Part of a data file
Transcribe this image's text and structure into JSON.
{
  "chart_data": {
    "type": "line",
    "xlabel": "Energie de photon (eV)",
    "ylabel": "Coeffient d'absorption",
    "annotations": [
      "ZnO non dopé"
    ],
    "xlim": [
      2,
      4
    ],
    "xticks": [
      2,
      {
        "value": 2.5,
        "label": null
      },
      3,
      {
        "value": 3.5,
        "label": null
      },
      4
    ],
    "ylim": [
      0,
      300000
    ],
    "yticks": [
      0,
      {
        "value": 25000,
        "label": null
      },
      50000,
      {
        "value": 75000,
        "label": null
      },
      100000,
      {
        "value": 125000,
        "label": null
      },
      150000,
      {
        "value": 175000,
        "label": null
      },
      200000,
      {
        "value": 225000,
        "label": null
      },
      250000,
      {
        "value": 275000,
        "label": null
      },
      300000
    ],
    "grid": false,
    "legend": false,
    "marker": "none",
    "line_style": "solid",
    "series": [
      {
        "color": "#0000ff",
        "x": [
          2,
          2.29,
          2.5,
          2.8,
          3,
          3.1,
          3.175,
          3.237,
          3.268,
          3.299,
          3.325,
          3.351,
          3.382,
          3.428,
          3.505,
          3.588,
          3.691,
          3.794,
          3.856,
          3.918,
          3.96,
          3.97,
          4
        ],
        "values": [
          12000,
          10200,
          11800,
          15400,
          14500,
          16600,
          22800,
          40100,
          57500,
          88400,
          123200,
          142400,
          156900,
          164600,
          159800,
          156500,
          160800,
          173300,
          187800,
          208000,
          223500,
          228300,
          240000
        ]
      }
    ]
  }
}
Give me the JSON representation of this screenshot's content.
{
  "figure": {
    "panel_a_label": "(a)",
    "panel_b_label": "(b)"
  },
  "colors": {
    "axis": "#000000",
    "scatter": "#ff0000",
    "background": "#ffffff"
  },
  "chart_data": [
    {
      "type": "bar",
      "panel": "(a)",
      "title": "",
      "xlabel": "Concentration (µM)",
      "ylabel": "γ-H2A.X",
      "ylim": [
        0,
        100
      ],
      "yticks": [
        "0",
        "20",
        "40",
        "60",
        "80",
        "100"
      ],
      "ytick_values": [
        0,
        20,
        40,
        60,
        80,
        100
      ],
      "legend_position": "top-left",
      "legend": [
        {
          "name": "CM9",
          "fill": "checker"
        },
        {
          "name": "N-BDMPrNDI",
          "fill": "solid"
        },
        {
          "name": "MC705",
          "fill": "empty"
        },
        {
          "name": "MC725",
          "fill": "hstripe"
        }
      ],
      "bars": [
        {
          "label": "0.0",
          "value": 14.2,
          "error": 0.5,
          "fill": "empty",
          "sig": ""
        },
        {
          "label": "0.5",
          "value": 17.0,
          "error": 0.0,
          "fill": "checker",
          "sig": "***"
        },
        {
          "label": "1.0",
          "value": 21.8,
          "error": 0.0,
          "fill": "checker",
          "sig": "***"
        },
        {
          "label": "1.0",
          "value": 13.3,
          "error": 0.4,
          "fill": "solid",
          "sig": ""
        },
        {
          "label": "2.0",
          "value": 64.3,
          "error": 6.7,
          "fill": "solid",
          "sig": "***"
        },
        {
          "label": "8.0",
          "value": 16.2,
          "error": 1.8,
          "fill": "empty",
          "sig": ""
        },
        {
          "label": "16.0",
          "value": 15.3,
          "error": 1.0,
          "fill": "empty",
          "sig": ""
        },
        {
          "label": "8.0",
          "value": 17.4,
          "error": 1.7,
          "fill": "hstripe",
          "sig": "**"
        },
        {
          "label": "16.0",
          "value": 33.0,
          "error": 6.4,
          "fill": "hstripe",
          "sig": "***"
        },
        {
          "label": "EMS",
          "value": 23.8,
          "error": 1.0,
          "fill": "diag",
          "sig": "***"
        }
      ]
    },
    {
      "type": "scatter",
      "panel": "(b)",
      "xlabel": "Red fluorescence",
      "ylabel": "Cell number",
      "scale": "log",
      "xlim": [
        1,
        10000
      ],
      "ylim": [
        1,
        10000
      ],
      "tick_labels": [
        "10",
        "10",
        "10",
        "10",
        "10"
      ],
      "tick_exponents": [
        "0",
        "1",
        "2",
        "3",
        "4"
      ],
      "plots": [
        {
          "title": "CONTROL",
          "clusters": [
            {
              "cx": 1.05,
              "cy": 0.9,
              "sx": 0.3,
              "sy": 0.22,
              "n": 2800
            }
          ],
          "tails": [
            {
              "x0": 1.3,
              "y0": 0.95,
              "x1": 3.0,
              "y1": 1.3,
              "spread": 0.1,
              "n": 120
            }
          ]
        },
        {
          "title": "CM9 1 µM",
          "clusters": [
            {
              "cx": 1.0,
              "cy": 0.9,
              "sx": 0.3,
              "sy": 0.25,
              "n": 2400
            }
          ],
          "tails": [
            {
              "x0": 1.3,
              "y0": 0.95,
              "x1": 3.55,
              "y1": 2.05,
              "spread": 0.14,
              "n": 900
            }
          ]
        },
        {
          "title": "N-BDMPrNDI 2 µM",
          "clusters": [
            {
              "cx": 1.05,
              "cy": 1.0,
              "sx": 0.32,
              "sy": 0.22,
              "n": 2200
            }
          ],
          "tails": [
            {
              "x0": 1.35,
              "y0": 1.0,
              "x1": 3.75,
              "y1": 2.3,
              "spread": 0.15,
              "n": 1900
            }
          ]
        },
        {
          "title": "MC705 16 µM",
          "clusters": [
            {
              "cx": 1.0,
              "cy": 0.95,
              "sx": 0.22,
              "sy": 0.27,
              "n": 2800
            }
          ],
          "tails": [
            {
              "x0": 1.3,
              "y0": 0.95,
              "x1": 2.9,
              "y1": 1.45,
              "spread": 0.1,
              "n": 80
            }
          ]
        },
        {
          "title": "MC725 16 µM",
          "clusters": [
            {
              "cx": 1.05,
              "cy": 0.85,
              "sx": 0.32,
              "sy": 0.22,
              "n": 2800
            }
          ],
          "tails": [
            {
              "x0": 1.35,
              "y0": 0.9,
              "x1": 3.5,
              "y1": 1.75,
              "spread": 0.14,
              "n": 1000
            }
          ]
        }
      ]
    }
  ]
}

WHAT TO WORK ON ->
Pick out the lines that contain "ylabel" and copy them.

FINISHED EXERCISE ->
    "ylabel": "Coeffient d'absorption",
      "ylabel": "γ-H2A.X",
      "ylabel": "Cell number",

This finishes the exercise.